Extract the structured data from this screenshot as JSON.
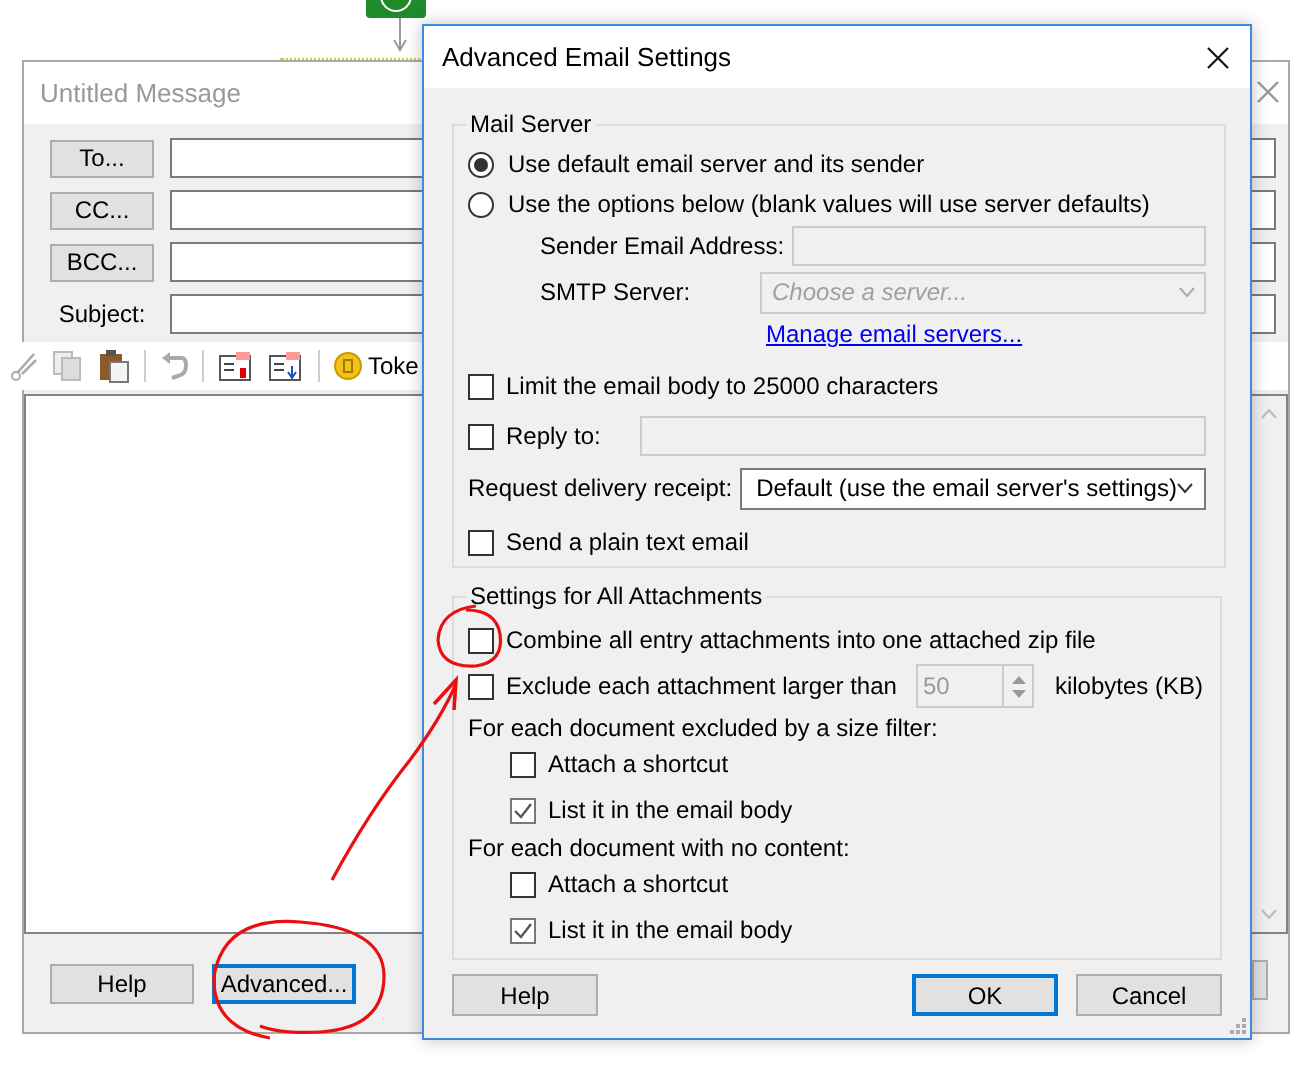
{
  "background_window": {
    "title": "Untitled Message",
    "address_buttons": [
      "To...",
      "CC...",
      "BCC..."
    ],
    "subject_label": "Subject:",
    "toolbar_text": "Toke",
    "buttons": [
      {
        "label": "Help",
        "focused": false
      },
      {
        "label": "Advanced...",
        "focused": true
      }
    ]
  },
  "dialog": {
    "title": "Advanced Email Settings",
    "mail_server": {
      "legend": "Mail Server",
      "options": [
        {
          "label": "Use default email server and its sender",
          "selected": true
        },
        {
          "label": "Use the options below (blank values will use server defaults)",
          "selected": false
        }
      ],
      "sender_label": "Sender Email Address:",
      "sender_field": {
        "disabled": true
      },
      "smtp_label": "SMTP Server:",
      "smtp_field": {
        "placeholder": "Choose a server...",
        "disabled": true
      },
      "manage_link": "Manage email servers...",
      "limit_body": {
        "label": "Limit the email body to 25000 characters",
        "checked": false
      },
      "reply_to": {
        "label": "Reply to:",
        "checked": false,
        "disabled": true
      },
      "receipt_label": "Request delivery receipt:",
      "receipt_value": "Default (use the email server's settings)",
      "plain_text": {
        "label": "Send a plain text email",
        "checked": false
      }
    },
    "attachments": {
      "legend": "Settings for All Attachments",
      "combine": {
        "label": "Combine all entry attachments into one attached zip file",
        "checked": false
      },
      "exclude": {
        "label": "Exclude each attachment larger than",
        "checked": false,
        "size_value": "50",
        "disabled": true,
        "unit": "kilobytes (KB)"
      },
      "groups": [
        {
          "heading": "For each document excluded by a size filter:",
          "options": [
            {
              "label": "Attach a shortcut",
              "checked": false
            },
            {
              "label": "List it in the email body",
              "checked": true
            }
          ]
        },
        {
          "heading": "For each document with no content:",
          "options": [
            {
              "label": "Attach a shortcut",
              "checked": false
            },
            {
              "label": "List it in the email body",
              "checked": true
            }
          ]
        }
      ]
    },
    "buttons": [
      {
        "label": "Help",
        "default": false
      },
      {
        "label": "OK",
        "default": true
      },
      {
        "label": "Cancel",
        "default": false
      }
    ]
  }
}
◇ ◇ ◇
Aim =
Gather, from the listing above, every line carrying the word "Advanced".

Exercise answer =
        "label": "Advanced...",
    "title": "Advanced Email Settings",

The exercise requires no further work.